[What this task involves] Where a line contains the string "Размеры", copy that line.

[Material for the task]

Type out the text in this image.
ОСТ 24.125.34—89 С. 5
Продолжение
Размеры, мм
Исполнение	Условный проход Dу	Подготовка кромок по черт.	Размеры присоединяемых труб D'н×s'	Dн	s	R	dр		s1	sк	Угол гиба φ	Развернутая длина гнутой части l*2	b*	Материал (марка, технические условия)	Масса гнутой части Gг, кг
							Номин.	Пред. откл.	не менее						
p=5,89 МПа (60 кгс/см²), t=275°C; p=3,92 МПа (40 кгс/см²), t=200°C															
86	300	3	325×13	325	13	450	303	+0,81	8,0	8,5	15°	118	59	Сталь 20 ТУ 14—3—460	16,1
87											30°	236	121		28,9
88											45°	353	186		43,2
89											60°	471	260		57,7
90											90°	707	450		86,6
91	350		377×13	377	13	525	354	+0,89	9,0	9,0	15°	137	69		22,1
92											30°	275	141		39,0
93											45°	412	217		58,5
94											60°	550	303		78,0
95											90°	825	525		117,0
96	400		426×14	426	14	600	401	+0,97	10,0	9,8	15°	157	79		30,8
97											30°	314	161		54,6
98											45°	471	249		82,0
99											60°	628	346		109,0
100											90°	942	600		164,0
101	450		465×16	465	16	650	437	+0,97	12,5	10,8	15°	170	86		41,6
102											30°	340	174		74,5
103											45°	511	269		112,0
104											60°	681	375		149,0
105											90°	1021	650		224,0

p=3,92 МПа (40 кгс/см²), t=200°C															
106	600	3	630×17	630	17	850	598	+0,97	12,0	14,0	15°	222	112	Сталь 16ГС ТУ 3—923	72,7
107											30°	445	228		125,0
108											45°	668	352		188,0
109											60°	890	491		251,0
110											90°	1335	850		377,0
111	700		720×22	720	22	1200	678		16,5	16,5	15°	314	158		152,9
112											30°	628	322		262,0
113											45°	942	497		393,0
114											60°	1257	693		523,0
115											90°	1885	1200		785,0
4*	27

[Result of the task]
Размеры, мм
Исполнение	Условный проход Dу	Подготовка кромок по черт.	Размеры присоединяемых труб D'н×s'	Dн	s	R	dр		s1	sк	Угол гиба φ	Развернутая длина гнутой части l*2	b*	Материал (марка, технические условия)	Масса гнутой части Gг, кг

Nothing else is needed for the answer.